Abstract

In this article we explore approaches to curriculum in the primary school in order to map and manage the omissions implicit in the current unfolding of the Curriculum and Assessment Policy Statement for mathematics. The focus of school-based research has been on curriculum coverage and cognitive depth. To address the challenges of teaching mathematics from the perspective of the learner, we ask whether the learners engage with the subject in such a way that they build foundations for more advanced mathematics. We firstly discuss three approaches that inform the teaching of mathematics in the primary school and which may be taken singly or in conjunction into organising the curriculum: the topics approach, the process approach, and the conceptual fields approach. Each of the approaches is described and evaluated by presenting both their advantages and disadvantages. We then expand on the conceptual fields approach by means of an illustrative example. The planning of an instructional design integrates both a topics and a process approach into a conceptual fields approach. To address conceptual depth within this approach, we draw on five dimensions required for understanding a mathematical concept. In conclusion, we reflect on an approach to curriculum development that draws on the integrated theory of conceptual fields to support teachers and learners in the quest for improved teaching and learning.

- Listed entries:
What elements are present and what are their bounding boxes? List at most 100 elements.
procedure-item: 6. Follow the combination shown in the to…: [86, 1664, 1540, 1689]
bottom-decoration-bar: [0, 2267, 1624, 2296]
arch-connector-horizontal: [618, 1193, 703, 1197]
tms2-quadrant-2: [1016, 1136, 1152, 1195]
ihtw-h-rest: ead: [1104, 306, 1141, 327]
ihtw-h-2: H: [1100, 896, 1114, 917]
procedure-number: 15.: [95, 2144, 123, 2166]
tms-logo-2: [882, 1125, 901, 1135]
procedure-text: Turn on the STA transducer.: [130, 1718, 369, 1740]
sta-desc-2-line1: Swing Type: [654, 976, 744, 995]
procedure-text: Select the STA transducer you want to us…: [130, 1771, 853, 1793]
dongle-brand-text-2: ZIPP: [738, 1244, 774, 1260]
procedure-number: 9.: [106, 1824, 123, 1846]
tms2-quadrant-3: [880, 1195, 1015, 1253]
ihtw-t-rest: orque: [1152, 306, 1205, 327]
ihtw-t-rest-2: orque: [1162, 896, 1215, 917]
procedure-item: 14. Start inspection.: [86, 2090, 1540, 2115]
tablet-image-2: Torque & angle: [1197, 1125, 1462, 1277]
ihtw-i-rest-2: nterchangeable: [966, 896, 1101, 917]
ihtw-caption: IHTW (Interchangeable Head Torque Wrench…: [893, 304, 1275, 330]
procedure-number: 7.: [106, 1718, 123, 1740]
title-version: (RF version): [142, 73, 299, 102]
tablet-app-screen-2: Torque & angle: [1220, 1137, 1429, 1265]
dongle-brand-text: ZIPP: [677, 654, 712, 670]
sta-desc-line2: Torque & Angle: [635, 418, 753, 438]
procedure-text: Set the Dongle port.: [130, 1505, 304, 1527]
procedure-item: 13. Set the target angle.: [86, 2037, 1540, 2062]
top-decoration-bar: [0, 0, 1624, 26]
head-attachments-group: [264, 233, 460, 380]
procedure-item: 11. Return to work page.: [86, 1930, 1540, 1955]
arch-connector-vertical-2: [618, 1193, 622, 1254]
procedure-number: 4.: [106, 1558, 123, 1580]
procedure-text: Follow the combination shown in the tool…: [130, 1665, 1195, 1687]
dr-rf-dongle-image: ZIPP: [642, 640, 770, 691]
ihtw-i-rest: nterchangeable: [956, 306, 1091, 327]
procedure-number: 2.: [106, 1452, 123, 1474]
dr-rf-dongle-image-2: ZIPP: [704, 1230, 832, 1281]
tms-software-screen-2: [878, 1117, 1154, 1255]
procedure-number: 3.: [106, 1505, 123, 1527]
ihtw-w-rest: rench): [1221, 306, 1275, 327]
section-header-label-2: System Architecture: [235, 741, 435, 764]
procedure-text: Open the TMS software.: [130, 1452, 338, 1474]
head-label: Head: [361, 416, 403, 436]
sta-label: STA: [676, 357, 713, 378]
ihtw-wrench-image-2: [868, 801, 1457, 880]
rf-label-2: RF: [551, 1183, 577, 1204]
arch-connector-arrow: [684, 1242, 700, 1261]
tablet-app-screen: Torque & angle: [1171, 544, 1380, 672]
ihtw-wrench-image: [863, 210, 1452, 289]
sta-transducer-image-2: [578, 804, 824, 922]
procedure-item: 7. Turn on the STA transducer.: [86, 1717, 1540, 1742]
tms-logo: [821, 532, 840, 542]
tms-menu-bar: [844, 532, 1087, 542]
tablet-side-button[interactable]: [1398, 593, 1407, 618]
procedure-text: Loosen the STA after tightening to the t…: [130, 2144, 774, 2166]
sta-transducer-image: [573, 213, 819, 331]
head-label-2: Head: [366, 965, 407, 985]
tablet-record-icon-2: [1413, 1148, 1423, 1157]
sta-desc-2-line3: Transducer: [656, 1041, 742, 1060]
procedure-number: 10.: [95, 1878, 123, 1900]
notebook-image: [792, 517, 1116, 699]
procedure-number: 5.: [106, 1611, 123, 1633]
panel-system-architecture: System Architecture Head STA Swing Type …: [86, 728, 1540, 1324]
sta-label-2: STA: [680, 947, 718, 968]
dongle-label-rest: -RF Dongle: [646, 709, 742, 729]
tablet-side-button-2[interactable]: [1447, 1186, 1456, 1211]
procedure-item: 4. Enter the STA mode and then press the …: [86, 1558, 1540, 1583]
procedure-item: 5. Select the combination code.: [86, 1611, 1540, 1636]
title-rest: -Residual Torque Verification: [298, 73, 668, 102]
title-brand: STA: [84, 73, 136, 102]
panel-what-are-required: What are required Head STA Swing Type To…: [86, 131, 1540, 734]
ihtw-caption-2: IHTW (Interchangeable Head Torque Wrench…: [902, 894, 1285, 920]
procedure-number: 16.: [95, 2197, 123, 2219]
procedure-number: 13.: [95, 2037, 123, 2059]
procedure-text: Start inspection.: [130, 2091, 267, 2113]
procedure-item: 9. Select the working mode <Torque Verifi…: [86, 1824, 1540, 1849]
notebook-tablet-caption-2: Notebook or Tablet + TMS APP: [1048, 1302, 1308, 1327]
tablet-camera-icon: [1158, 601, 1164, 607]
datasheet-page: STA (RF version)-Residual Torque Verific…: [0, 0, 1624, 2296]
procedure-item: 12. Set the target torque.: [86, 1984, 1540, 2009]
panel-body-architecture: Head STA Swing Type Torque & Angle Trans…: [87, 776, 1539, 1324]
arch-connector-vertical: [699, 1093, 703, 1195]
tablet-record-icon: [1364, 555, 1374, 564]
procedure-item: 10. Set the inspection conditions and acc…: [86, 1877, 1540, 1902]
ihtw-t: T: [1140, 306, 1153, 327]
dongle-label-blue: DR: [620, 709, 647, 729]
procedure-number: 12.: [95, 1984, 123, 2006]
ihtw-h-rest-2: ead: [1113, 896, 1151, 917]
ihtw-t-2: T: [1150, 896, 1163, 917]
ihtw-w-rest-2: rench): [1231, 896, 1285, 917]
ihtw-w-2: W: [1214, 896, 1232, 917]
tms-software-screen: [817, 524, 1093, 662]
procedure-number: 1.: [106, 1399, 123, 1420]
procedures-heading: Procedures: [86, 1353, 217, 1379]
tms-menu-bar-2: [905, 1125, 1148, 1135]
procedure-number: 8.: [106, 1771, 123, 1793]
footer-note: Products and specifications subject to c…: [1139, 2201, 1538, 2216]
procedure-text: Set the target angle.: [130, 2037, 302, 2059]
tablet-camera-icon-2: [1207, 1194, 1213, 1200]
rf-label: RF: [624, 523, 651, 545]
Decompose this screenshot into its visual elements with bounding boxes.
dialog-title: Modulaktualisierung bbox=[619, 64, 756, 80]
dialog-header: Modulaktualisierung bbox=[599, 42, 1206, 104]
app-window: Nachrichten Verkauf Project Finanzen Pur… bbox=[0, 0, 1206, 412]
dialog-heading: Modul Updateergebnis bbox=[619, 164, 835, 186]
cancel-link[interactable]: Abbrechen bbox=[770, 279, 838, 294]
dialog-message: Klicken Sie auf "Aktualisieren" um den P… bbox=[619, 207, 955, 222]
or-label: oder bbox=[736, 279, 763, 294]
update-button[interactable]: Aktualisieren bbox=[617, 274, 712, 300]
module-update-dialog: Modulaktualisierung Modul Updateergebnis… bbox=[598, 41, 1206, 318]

- Description of the task:
According to the abstract, which three approaches to organizing the primary school mathematics curriculum does the article discuss?

- Result of the exercise:
The topics approach, the process approach, and the conceptual fields approach.